[Bounding box annotations]
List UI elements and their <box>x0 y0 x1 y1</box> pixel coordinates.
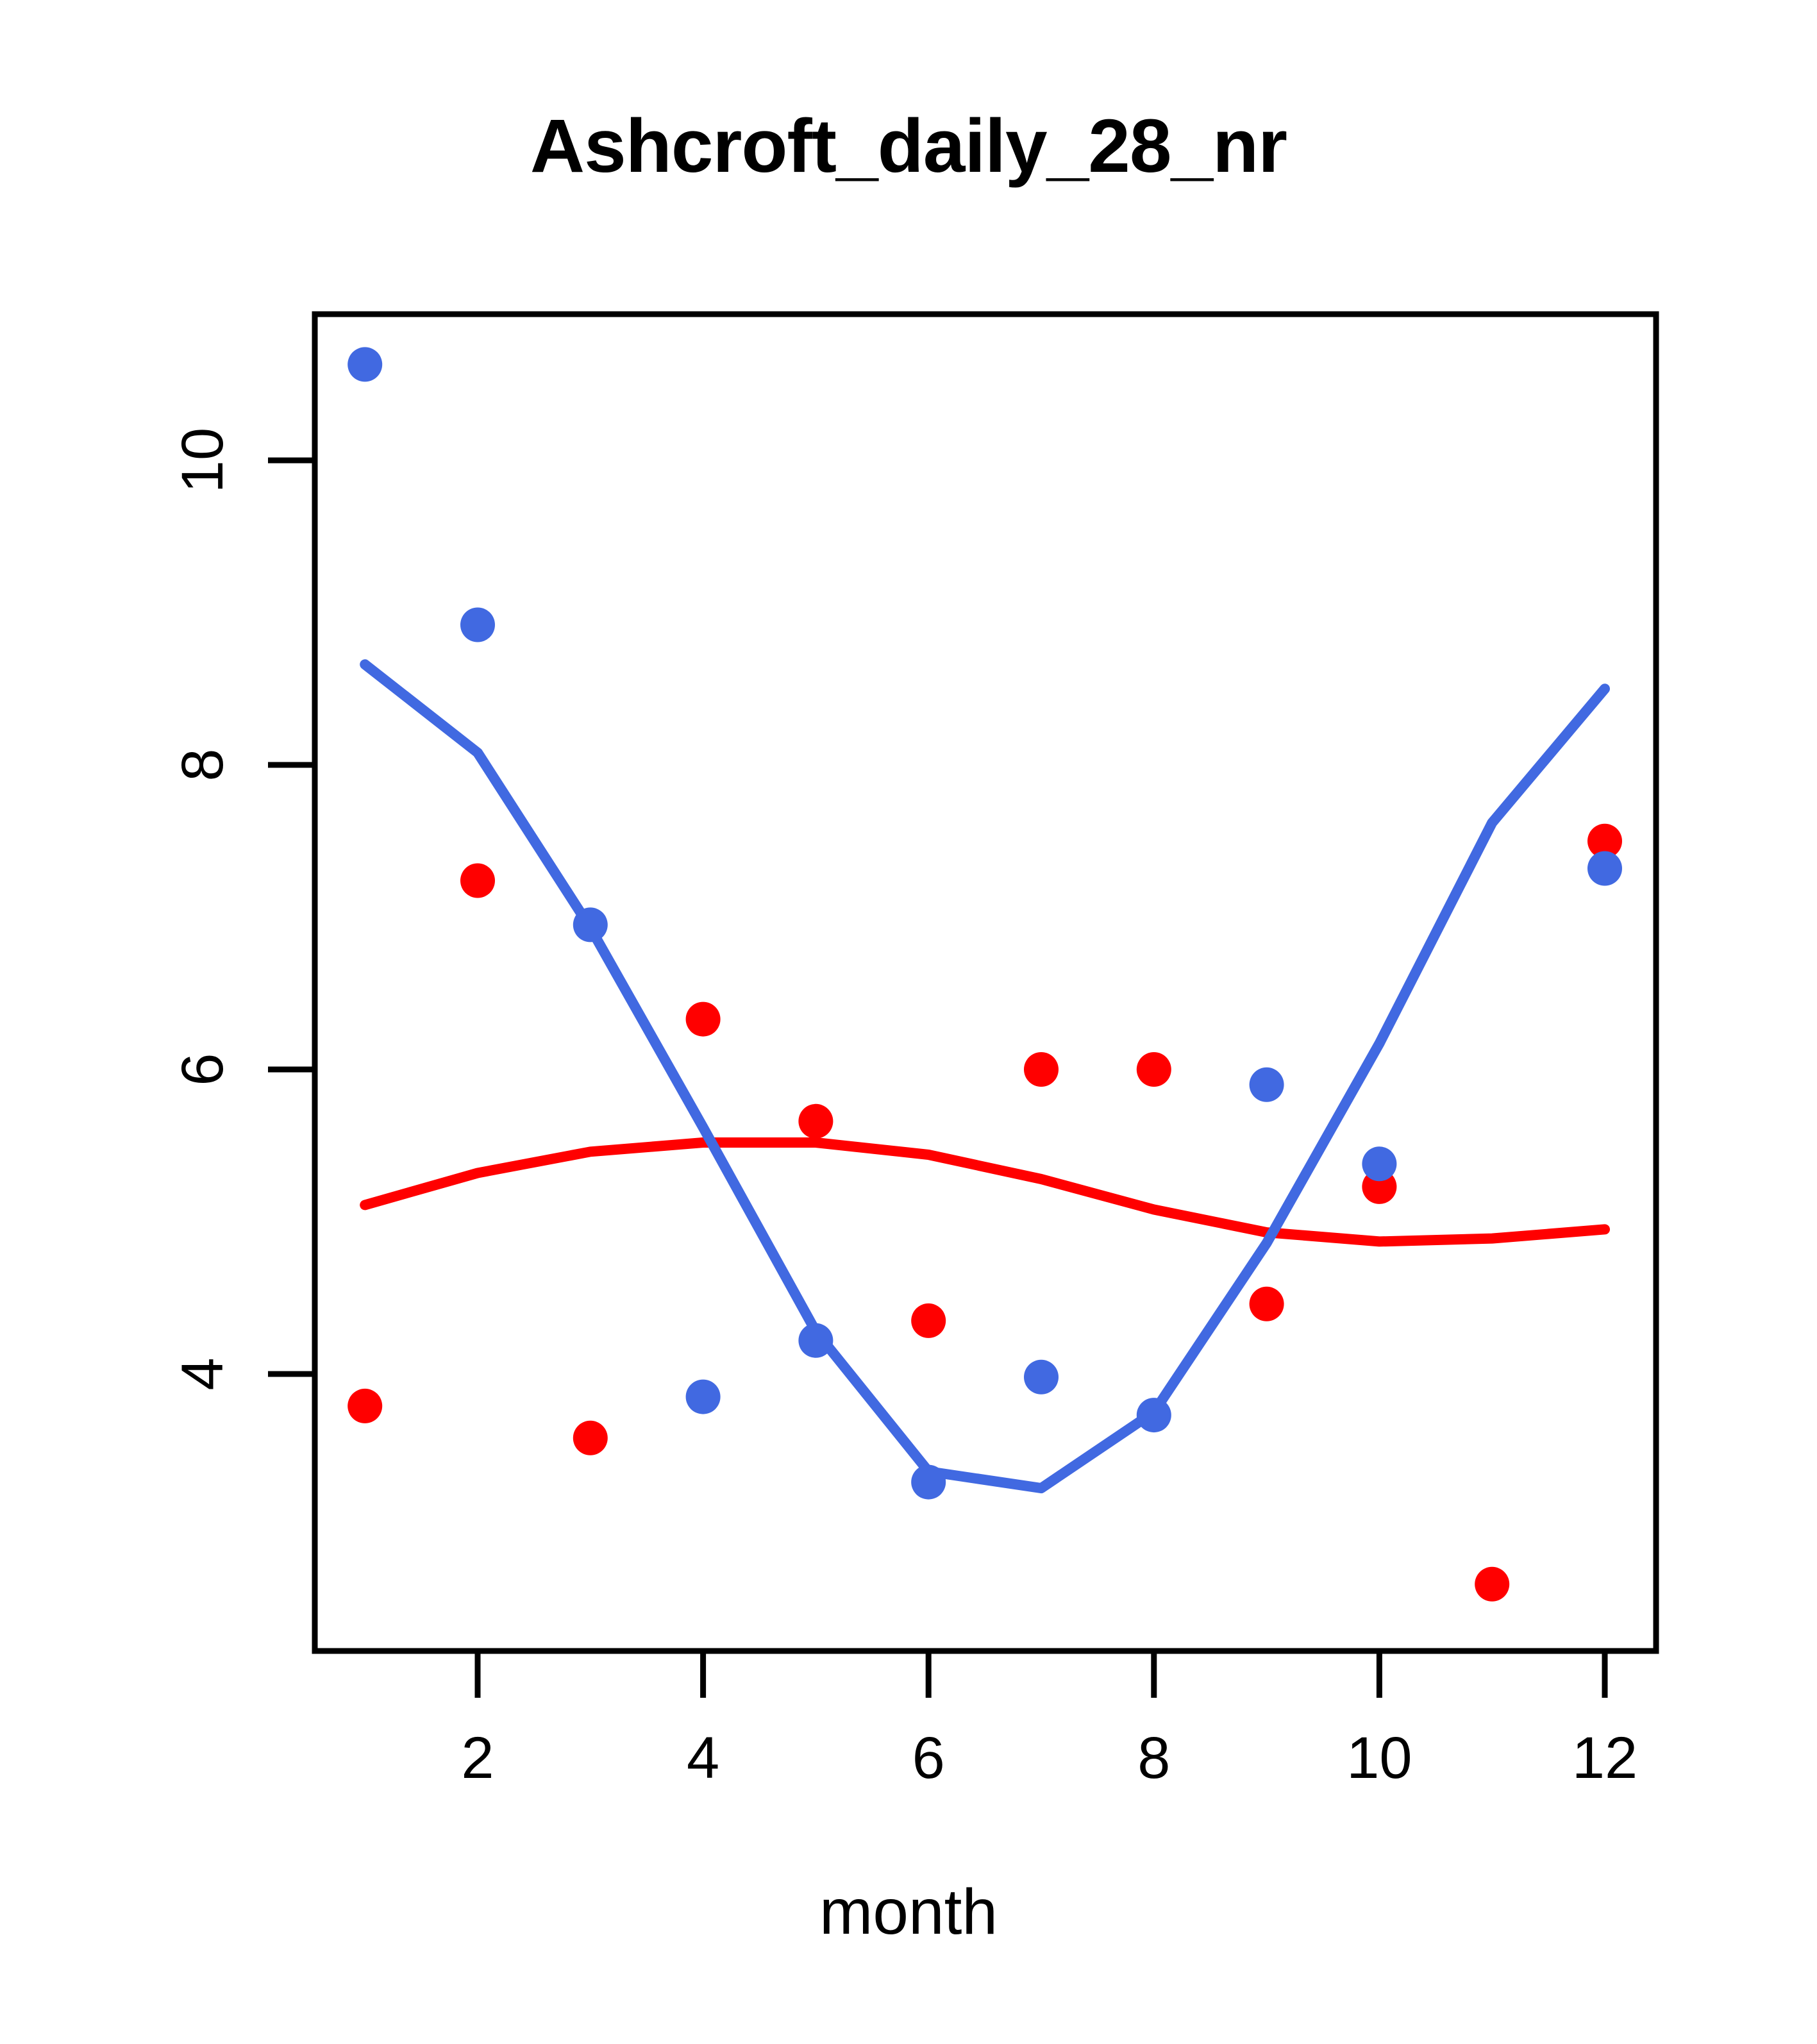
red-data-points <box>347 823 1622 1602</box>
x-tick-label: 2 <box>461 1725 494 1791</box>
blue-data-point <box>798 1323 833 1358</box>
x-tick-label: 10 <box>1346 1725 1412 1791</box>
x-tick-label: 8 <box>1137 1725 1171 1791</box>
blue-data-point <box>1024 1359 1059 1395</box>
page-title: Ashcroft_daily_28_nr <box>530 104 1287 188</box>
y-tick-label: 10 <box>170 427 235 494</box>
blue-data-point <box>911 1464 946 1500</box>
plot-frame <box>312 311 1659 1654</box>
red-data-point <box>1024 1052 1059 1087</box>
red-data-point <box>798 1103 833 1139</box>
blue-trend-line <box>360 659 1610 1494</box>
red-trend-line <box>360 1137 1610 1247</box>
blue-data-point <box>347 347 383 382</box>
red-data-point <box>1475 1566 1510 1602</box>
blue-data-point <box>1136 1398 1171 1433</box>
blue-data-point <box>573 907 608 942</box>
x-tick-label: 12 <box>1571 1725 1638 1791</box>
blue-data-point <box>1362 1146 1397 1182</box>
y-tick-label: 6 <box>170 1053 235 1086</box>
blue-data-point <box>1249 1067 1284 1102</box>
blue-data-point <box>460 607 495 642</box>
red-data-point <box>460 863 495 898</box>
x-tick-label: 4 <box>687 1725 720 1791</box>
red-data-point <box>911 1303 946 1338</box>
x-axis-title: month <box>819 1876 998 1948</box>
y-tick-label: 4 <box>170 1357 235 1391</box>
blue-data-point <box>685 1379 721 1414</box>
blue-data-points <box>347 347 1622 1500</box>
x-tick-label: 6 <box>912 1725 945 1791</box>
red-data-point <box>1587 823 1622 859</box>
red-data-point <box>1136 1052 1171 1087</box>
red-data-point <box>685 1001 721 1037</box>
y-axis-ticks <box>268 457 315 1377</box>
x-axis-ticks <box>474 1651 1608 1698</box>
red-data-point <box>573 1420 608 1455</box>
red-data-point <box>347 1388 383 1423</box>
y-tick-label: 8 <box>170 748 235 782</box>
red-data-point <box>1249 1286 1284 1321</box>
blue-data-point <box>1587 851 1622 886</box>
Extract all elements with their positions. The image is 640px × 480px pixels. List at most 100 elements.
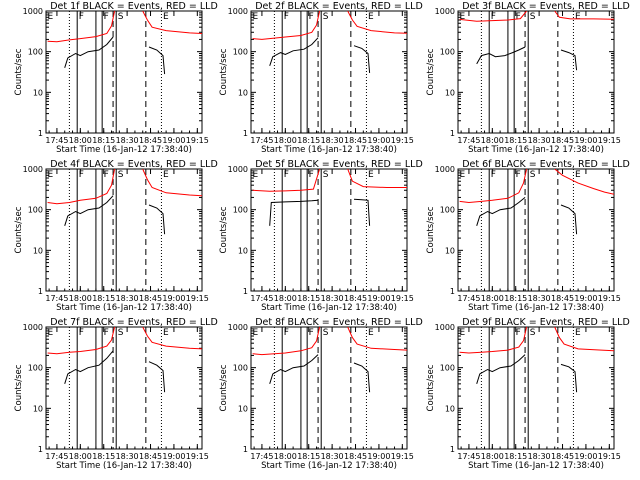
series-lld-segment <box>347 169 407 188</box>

SET TASK:
Can you write out all the rows again with "x-tick-label" replaced by "x-axis-tick-label" everywhere and nothing else changed? Leave the pictures out.

RESPONSE:
List UI elements and their <box>x0 y0 x1 y1</box> pixel coordinates.
red-data-points <box>347 823 1622 1602</box>
x-axis-tick-label: 2 <box>461 1725 494 1791</box>
blue-data-point <box>798 1323 833 1358</box>
x-axis-tick-label: 10 <box>1346 1725 1412 1791</box>
x-axis-tick-label: 8 <box>1137 1725 1171 1791</box>
blue-data-point <box>1024 1359 1059 1395</box>
page-title: Ashcroft_daily_28_nr <box>530 104 1287 188</box>
y-tick-label: 10 <box>170 427 235 494</box>
blue-data-point <box>911 1464 946 1500</box>
plot-frame <box>312 311 1659 1654</box>
red-data-point <box>1024 1052 1059 1087</box>
red-data-point <box>798 1103 833 1139</box>
blue-trend-line <box>360 659 1610 1494</box>
red-trend-line <box>360 1137 1610 1247</box>
blue-data-point <box>347 347 383 382</box>
red-data-point <box>1475 1566 1510 1602</box>
blue-data-point <box>1136 1398 1171 1433</box>
blue-data-point <box>573 907 608 942</box>
x-axis-tick-label: 12 <box>1571 1725 1638 1791</box>
blue-data-point <box>1362 1146 1397 1182</box>
y-tick-label: 6 <box>170 1053 235 1086</box>
blue-data-point <box>1249 1067 1284 1102</box>
blue-data-point <box>460 607 495 642</box>
red-data-point <box>460 863 495 898</box>
x-axis-tick-label: 4 <box>687 1725 720 1791</box>
red-data-point <box>911 1303 946 1338</box>
x-axis-title: month <box>819 1876 998 1948</box>
y-tick-label: 4 <box>170 1357 235 1391</box>
blue-data-point <box>685 1379 721 1414</box>
blue-data-points <box>347 347 1622 1500</box>
x-axis-tick-label: 6 <box>912 1725 945 1791</box>
red-data-point <box>1587 823 1622 859</box>
red-data-point <box>1136 1052 1171 1087</box>
red-data-point <box>685 1001 721 1037</box>
y-axis-ticks <box>268 457 315 1377</box>
x-axis-ticks <box>474 1651 1608 1698</box>
red-data-point <box>573 1420 608 1455</box>
red-data-point <box>347 1388 383 1423</box>
y-tick-label: 8 <box>170 748 235 782</box>
red-data-point <box>1249 1286 1284 1321</box>
blue-data-point <box>1587 851 1622 886</box>
Extract all elements with their positions. The image is 640px × 480px pixels. List at most 100 elements.
series-lld-segment <box>347 169 407 188</box>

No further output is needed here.